» AVAILABLE DATA:

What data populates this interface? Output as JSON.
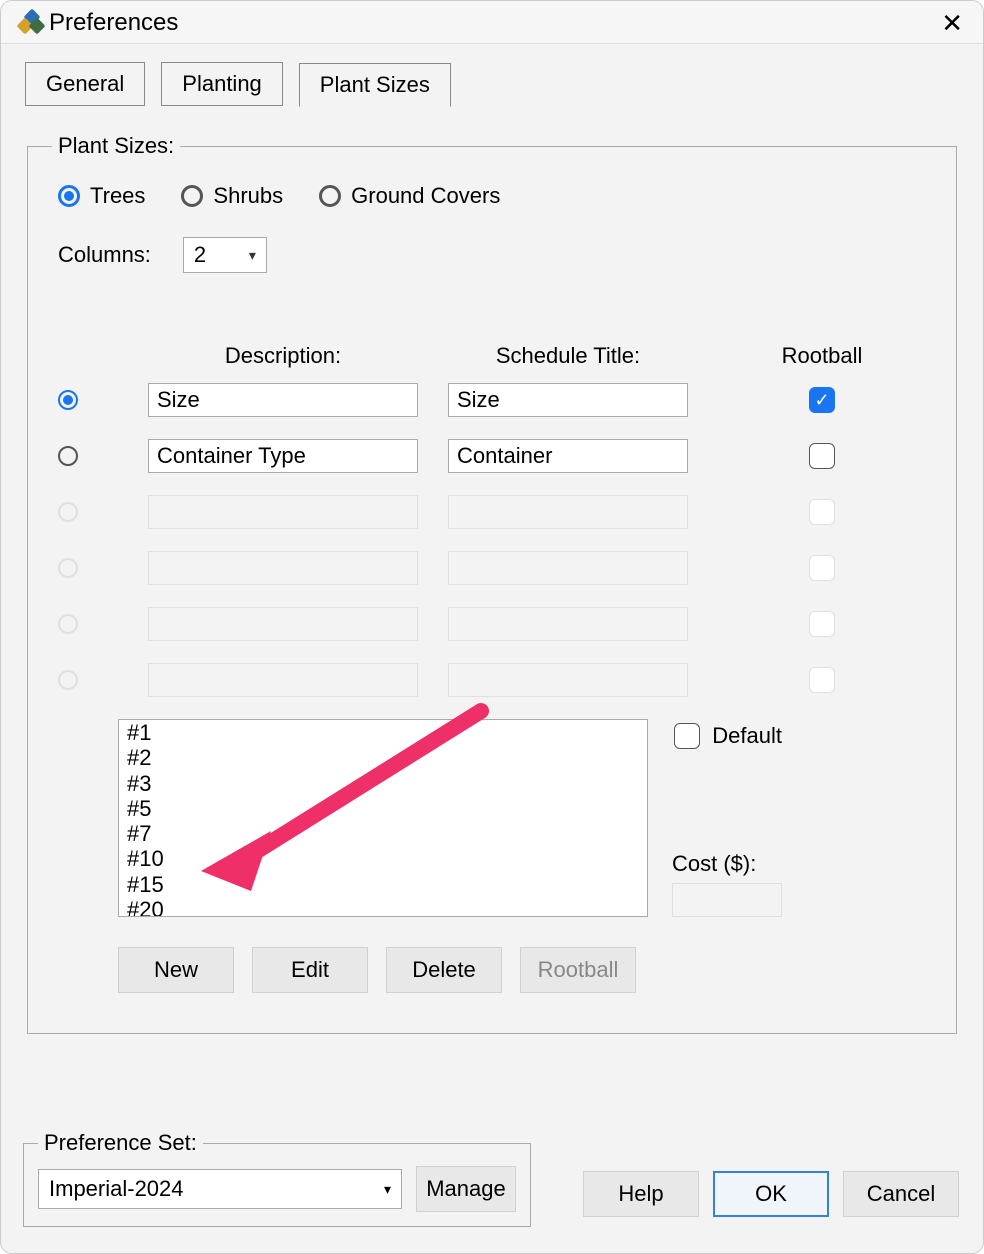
{
  "window": {
    "title": "Preferences"
  },
  "tabs": {
    "general": "General",
    "planting": "Planting",
    "plant_sizes": "Plant Sizes"
  },
  "plant_sizes": {
    "legend": "Plant Sizes:",
    "categories": {
      "trees": "Trees",
      "shrubs": "Shrubs",
      "ground_covers": "Ground Covers"
    },
    "columns_label": "Columns:",
    "columns_value": "2",
    "headers": {
      "description": "Description:",
      "schedule_title": "Schedule Title:",
      "rootball": "Rootball"
    },
    "rows": [
      {
        "description": "Size",
        "schedule": "Size",
        "rootball_checked": true,
        "enabled": true,
        "selected": true
      },
      {
        "description": "Container Type",
        "schedule": "Container",
        "rootball_checked": false,
        "enabled": true,
        "selected": false
      },
      {
        "description": "",
        "schedule": "",
        "rootball_checked": false,
        "enabled": false,
        "selected": false
      },
      {
        "description": "",
        "schedule": "",
        "rootball_checked": false,
        "enabled": false,
        "selected": false
      },
      {
        "description": "",
        "schedule": "",
        "rootball_checked": false,
        "enabled": false,
        "selected": false
      },
      {
        "description": "",
        "schedule": "",
        "rootball_checked": false,
        "enabled": false,
        "selected": false
      }
    ],
    "sizes": [
      "#1",
      "#2",
      "#3",
      "#5",
      "#7",
      "#10",
      "#15",
      "#20"
    ],
    "default_label": "Default",
    "cost_label": "Cost ($):",
    "actions": {
      "new": "New",
      "edit": "Edit",
      "delete": "Delete",
      "rootball": "Rootball"
    }
  },
  "pref_set": {
    "legend": "Preference Set:",
    "value": "Imperial-2024",
    "manage": "Manage"
  },
  "buttons": {
    "help": "Help",
    "ok": "OK",
    "cancel": "Cancel"
  }
}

» DIRECTIONS FOR THIS TASK: All of the material above needs to be restated exactly, with no pictures.

» RESPONSE TO THIS EXERCISE:
What data populates this interface? Output as JSON.
{
  "window": {
    "title": "Preferences"
  },
  "tabs": {
    "general": "General",
    "planting": "Planting",
    "plant_sizes": "Plant Sizes"
  },
  "plant_sizes": {
    "legend": "Plant Sizes:",
    "categories": {
      "trees": "Trees",
      "shrubs": "Shrubs",
      "ground_covers": "Ground Covers"
    },
    "columns_label": "Columns:",
    "columns_value": "2",
    "headers": {
      "description": "Description:",
      "schedule_title": "Schedule Title:",
      "rootball": "Rootball"
    },
    "rows": [
      {
        "description": "Size",
        "schedule": "Size",
        "rootball_checked": true,
        "enabled": true,
        "selected": true
      },
      {
        "description": "Container Type",
        "schedule": "Container",
        "rootball_checked": false,
        "enabled": true,
        "selected": false
      },
      {
        "description": "",
        "schedule": "",
        "rootball_checked": false,
        "enabled": false,
        "selected": false
      },
      {
        "description": "",
        "schedule": "",
        "rootball_checked": false,
        "enabled": false,
        "selected": false
      },
      {
        "description": "",
        "schedule": "",
        "rootball_checked": false,
        "enabled": false,
        "selected": false
      },
      {
        "description": "",
        "schedule": "",
        "rootball_checked": false,
        "enabled": false,
        "selected": false
      }
    ],
    "sizes": [
      "#1",
      "#2",
      "#3",
      "#5",
      "#7",
      "#10",
      "#15",
      "#20"
    ],
    "default_label": "Default",
    "cost_label": "Cost ($):",
    "actions": {
      "new": "New",
      "edit": "Edit",
      "delete": "Delete",
      "rootball": "Rootball"
    }
  },
  "pref_set": {
    "legend": "Preference Set:",
    "value": "Imperial-2024",
    "manage": "Manage"
  },
  "buttons": {
    "help": "Help",
    "ok": "OK",
    "cancel": "Cancel"
  }
}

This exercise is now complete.